Stored records:
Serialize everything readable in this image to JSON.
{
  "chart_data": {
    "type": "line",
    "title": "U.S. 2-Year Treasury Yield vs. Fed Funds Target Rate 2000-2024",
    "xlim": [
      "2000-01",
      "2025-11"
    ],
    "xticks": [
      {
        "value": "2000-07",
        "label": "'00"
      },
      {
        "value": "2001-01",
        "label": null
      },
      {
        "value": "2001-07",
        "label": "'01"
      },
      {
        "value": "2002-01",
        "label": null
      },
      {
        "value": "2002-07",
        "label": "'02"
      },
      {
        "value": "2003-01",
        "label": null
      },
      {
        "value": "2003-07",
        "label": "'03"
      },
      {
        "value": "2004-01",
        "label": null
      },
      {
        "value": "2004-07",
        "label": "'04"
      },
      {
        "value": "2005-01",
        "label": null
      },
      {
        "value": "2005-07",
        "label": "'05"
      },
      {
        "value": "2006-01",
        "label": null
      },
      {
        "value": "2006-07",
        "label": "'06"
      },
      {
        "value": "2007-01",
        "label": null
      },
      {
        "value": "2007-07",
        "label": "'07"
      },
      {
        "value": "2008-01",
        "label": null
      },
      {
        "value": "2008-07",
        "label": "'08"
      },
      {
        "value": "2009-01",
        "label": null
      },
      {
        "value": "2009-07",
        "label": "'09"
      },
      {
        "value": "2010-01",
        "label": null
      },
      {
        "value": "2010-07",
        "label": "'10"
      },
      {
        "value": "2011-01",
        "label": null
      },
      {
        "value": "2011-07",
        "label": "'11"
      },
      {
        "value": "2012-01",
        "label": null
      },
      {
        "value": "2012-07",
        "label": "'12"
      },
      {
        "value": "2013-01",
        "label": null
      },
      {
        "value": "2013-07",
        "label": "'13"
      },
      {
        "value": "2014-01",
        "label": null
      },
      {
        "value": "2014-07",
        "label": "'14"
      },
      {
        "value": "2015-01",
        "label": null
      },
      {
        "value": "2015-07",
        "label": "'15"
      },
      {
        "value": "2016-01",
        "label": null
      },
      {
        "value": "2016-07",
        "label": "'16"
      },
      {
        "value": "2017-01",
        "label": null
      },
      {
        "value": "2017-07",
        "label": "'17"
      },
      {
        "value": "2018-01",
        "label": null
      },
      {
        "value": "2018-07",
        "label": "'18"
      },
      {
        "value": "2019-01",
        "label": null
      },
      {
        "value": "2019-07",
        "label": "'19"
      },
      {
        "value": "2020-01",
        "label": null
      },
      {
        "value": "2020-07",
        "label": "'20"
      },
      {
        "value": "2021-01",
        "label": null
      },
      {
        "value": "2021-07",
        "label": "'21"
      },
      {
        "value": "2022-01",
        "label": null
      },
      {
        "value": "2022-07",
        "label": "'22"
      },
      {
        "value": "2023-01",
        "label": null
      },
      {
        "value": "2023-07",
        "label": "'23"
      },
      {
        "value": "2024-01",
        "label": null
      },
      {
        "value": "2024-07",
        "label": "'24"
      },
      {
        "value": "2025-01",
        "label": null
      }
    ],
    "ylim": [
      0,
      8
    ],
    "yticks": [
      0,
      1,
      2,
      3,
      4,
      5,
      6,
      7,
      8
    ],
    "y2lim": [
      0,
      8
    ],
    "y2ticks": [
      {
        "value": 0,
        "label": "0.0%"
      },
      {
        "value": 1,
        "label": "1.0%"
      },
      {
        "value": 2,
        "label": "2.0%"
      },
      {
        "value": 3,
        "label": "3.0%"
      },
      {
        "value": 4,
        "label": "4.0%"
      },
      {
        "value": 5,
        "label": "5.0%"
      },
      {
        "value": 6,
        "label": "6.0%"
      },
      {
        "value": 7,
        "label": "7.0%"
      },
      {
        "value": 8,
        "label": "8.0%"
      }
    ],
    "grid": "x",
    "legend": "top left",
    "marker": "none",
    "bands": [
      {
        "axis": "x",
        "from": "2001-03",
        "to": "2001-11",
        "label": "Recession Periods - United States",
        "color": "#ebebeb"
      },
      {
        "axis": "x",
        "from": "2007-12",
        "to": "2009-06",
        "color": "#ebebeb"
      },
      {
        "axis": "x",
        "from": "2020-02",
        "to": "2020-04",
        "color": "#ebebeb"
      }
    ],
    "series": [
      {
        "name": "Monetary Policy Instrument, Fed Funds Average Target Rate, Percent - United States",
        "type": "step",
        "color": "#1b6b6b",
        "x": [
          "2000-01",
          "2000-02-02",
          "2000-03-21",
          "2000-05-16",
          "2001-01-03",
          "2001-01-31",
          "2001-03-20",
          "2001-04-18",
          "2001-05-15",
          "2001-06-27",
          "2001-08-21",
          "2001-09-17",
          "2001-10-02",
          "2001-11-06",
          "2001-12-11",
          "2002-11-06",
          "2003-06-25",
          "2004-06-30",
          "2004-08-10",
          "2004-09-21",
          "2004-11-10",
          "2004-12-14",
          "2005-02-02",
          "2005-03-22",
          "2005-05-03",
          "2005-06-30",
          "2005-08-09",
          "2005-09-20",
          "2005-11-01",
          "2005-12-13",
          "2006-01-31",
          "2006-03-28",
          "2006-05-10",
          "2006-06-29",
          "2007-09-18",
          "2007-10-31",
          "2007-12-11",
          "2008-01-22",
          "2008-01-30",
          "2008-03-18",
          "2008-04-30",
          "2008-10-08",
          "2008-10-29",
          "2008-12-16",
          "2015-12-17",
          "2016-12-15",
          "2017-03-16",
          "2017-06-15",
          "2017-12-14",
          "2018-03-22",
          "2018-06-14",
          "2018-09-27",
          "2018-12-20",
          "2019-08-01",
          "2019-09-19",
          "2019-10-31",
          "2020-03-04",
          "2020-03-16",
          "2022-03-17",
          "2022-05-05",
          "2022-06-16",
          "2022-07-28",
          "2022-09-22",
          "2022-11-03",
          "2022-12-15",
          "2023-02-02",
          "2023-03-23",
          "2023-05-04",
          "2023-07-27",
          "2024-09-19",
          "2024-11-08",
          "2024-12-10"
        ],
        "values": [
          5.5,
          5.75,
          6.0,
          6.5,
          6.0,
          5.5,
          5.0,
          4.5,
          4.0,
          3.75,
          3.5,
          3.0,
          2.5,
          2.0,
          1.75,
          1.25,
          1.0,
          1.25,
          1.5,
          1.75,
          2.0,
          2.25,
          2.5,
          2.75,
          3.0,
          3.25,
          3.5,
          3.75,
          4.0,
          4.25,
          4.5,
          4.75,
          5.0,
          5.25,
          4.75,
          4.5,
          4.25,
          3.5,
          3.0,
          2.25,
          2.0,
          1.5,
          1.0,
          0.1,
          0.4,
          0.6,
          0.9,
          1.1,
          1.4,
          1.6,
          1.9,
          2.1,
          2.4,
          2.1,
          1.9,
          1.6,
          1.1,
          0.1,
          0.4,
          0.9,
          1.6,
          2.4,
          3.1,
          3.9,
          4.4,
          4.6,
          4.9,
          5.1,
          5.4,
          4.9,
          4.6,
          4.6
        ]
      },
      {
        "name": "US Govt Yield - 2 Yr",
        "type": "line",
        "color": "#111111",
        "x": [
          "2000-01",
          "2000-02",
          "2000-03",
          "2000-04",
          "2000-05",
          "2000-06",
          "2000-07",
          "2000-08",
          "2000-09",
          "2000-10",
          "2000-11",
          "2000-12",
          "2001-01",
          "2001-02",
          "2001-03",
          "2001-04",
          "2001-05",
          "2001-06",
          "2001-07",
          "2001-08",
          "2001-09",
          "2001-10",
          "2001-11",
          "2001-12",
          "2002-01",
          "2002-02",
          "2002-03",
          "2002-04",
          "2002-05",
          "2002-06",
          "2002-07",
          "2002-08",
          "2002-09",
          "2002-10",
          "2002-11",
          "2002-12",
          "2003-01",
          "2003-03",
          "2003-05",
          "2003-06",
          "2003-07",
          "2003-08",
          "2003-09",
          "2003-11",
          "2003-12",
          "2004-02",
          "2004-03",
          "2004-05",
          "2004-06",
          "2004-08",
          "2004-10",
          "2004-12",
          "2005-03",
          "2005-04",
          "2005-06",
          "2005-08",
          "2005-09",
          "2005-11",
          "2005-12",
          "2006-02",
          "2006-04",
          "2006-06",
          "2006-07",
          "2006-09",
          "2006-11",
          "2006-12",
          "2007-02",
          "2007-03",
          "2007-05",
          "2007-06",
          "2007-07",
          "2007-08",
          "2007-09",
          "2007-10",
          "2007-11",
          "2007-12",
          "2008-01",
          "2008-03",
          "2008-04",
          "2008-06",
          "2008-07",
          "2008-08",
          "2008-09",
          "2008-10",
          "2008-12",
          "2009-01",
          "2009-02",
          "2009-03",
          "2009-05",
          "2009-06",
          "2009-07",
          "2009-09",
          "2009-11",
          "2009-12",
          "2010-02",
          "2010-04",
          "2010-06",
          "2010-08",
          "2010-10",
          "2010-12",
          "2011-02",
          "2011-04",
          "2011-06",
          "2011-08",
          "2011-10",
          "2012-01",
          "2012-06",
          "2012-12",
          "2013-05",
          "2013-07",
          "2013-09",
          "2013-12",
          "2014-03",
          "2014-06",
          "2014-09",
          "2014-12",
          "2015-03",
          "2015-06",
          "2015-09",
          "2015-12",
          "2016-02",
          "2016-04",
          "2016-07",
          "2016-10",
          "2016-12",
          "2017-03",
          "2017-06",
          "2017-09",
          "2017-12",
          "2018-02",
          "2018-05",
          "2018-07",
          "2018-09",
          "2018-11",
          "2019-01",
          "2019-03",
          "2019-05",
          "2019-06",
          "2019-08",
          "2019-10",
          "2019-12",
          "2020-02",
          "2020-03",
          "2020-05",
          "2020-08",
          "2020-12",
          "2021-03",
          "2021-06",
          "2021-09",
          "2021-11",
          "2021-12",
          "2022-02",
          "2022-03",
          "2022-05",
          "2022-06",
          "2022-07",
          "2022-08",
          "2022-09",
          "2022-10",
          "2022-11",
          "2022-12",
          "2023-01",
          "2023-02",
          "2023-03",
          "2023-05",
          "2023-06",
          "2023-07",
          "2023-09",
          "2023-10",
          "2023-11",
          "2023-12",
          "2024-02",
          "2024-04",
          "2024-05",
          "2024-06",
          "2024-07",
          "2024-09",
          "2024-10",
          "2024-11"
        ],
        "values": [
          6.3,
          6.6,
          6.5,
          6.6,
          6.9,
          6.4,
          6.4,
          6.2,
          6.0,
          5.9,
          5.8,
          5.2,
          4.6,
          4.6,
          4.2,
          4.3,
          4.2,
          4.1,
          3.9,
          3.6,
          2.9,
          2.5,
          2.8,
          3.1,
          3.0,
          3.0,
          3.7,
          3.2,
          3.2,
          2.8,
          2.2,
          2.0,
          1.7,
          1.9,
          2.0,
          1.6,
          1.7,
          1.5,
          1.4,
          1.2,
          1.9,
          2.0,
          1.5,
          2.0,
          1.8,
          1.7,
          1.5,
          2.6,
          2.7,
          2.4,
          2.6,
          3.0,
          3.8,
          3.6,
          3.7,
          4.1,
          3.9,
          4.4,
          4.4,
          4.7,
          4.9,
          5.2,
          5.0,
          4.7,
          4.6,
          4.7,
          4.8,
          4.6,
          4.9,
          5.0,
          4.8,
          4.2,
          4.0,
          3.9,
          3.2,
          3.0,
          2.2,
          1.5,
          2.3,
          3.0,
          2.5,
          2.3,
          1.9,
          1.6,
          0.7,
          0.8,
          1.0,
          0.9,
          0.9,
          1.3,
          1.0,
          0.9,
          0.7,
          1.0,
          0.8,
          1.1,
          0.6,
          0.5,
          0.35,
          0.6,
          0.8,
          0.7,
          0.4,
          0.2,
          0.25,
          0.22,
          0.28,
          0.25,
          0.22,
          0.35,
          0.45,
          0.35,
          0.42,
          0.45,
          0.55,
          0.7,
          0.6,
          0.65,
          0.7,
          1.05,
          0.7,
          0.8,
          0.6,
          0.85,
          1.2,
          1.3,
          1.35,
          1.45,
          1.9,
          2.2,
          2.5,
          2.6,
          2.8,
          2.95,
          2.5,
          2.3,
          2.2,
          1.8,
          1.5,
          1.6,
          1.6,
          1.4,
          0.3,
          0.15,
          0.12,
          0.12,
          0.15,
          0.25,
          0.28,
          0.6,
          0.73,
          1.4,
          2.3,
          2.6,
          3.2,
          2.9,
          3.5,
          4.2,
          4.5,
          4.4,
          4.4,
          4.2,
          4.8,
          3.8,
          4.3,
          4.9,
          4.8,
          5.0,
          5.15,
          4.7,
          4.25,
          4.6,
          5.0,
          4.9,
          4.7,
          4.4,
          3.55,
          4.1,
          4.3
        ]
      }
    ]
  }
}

Exercise: Provide only the count of lines in the material above that hold the word "Yield".

The response: 2